GOAL: Find the lines of data that contain the string "with", then list them.

━━━━━━━━

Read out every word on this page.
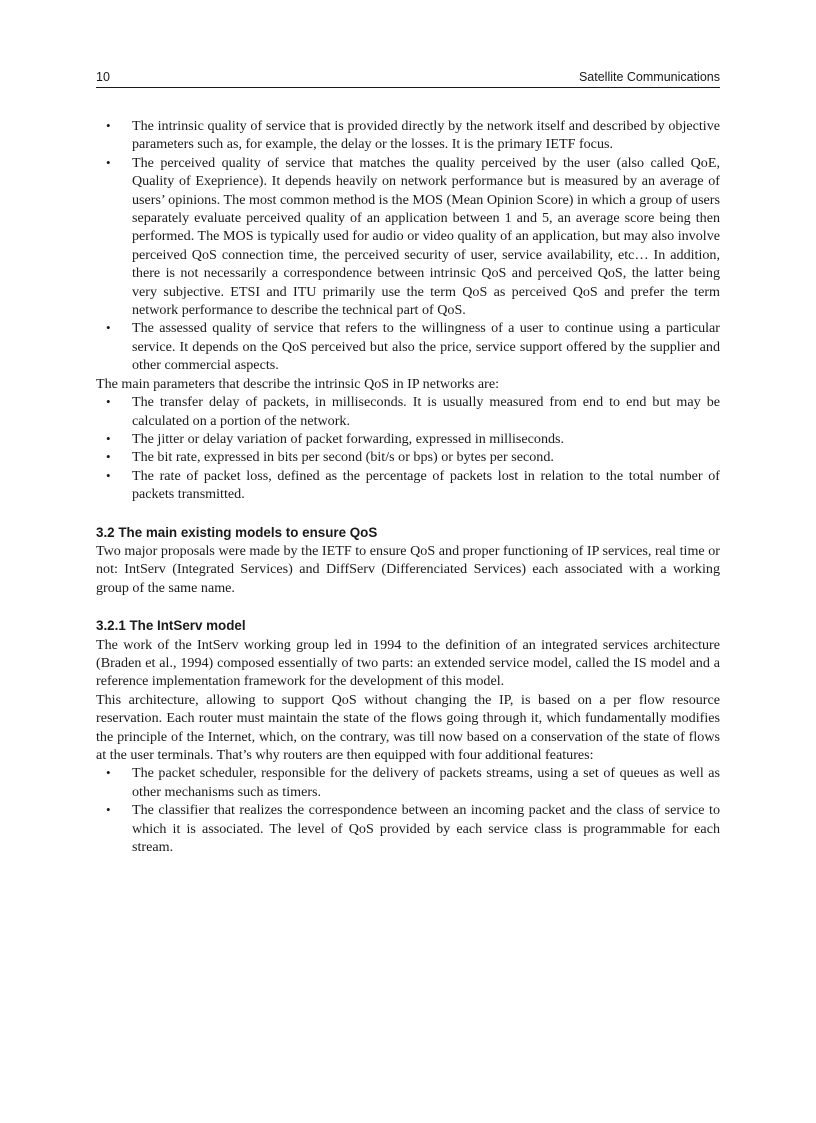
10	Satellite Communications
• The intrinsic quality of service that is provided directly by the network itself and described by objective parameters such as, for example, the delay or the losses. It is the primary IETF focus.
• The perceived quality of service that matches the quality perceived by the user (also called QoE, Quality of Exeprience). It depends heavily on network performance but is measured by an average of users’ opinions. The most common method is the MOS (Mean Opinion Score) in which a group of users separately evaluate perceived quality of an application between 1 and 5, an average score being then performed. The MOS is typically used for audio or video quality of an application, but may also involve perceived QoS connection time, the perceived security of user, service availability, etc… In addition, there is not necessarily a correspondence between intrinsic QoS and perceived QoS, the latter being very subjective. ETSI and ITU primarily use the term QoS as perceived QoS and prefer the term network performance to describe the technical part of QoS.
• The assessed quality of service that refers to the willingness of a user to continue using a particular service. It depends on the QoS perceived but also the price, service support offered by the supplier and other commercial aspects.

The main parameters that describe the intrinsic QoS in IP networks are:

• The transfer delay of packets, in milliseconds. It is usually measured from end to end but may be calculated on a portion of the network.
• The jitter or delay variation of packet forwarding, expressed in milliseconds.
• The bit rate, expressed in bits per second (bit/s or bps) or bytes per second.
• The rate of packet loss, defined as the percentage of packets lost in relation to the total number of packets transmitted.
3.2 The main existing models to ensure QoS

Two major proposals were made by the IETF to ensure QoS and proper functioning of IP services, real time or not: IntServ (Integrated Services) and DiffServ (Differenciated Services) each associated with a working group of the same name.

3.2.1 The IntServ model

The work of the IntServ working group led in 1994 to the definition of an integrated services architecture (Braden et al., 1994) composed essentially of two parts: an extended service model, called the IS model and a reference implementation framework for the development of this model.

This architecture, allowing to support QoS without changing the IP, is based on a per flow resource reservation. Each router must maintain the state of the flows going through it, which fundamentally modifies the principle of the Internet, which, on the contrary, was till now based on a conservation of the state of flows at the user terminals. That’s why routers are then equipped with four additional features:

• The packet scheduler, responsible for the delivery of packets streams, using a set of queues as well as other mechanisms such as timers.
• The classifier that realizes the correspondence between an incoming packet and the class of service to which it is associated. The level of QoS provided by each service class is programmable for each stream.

━━━━━━━━

SOLUTION TO THIS PROBLEM:
Two major proposals were made by the IETF to ensure QoS and proper functioning of IP services, real time or not: IntServ (Integrated Services) and DiffServ (Differenciated Services) each associated with a working group of the same name.
This architecture, allowing to support QoS without changing the IP, is based on a per flow resource reservation. Each router must maintain the state of the flows going through it, which fundamentally modifies the principle of the Internet, which, on the contrary, was till now based on a conservation of the state of flows at the user terminals. That’s why routers are then equipped with four additional features:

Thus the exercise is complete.